Begin RECORD EXCERPTS

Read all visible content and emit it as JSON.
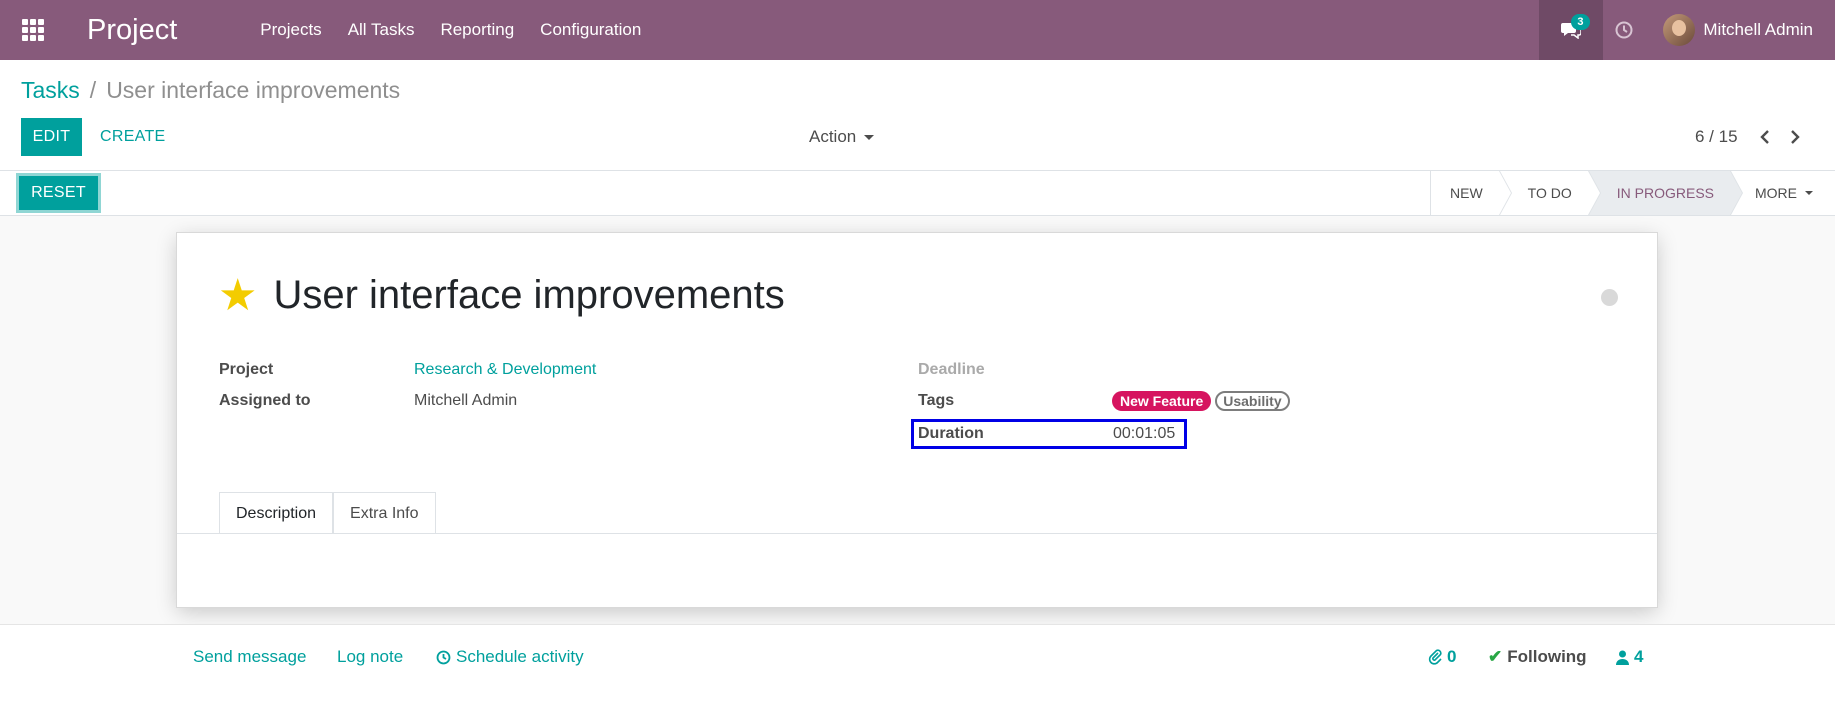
{
  "navbar": {
    "brand": "Project",
    "menu": [
      "Projects",
      "All Tasks",
      "Reporting",
      "Configuration"
    ],
    "chat_count": "3",
    "user_name": "Mitchell Admin"
  },
  "breadcrumb": {
    "parent": "Tasks",
    "separator": "/",
    "current": "User interface improvements"
  },
  "control": {
    "edit_label": "EDIT",
    "create_label": "CREATE",
    "action_label": "Action",
    "pager": "6 / 15"
  },
  "statusbar": {
    "reset_label": "RESET",
    "stages": [
      "NEW",
      "TO DO",
      "IN PROGRESS"
    ],
    "active_stage": "IN PROGRESS",
    "more_label": "MORE"
  },
  "task": {
    "title": "User interface improvements",
    "starred": true,
    "fields": {
      "project_label": "Project",
      "project_value": "Research & Development",
      "assigned_label": "Assigned to",
      "assigned_value": "Mitchell Admin",
      "deadline_label": "Deadline",
      "tags_label": "Tags",
      "tags": [
        "New Feature",
        "Usability"
      ],
      "duration_label": "Duration",
      "duration_value": "00:01:05"
    },
    "tabs": [
      "Description",
      "Extra Info"
    ]
  },
  "chatter": {
    "send_message": "Send message",
    "log_note": "Log note",
    "schedule_activity": "Schedule activity",
    "attachments_count": "0",
    "following_label": "Following",
    "followers_count": "4"
  },
  "colors": {
    "navbar": "#875a7b",
    "primary": "#00a09d",
    "tag_new_feature": "#d6145f",
    "highlight_box": "#0000e6"
  }
}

End RECORD EXCERPTS

YOUR INSTRUCTIONS:
Go through the material above and print all of it exactly, except the pictures.

FULL SOLUTION:
Read all visible content and emit it as JSON.
{
  "navbar": {
    "brand": "Project",
    "menu": [
      "Projects",
      "All Tasks",
      "Reporting",
      "Configuration"
    ],
    "chat_count": "3",
    "user_name": "Mitchell Admin"
  },
  "breadcrumb": {
    "parent": "Tasks",
    "separator": "/",
    "current": "User interface improvements"
  },
  "control": {
    "edit_label": "EDIT",
    "create_label": "CREATE",
    "action_label": "Action",
    "pager": "6 / 15"
  },
  "statusbar": {
    "reset_label": "RESET",
    "stages": [
      "NEW",
      "TO DO",
      "IN PROGRESS"
    ],
    "active_stage": "IN PROGRESS",
    "more_label": "MORE"
  },
  "task": {
    "title": "User interface improvements",
    "starred": true,
    "fields": {
      "project_label": "Project",
      "project_value": "Research & Development",
      "assigned_label": "Assigned to",
      "assigned_value": "Mitchell Admin",
      "deadline_label": "Deadline",
      "tags_label": "Tags",
      "tags": [
        "New Feature",
        "Usability"
      ],
      "duration_label": "Duration",
      "duration_value": "00:01:05"
    },
    "tabs": [
      "Description",
      "Extra Info"
    ]
  },
  "chatter": {
    "send_message": "Send message",
    "log_note": "Log note",
    "schedule_activity": "Schedule activity",
    "attachments_count": "0",
    "following_label": "Following",
    "followers_count": "4"
  },
  "colors": {
    "navbar": "#875a7b",
    "primary": "#00a09d",
    "tag_new_feature": "#d6145f",
    "highlight_box": "#0000e6"
  }
}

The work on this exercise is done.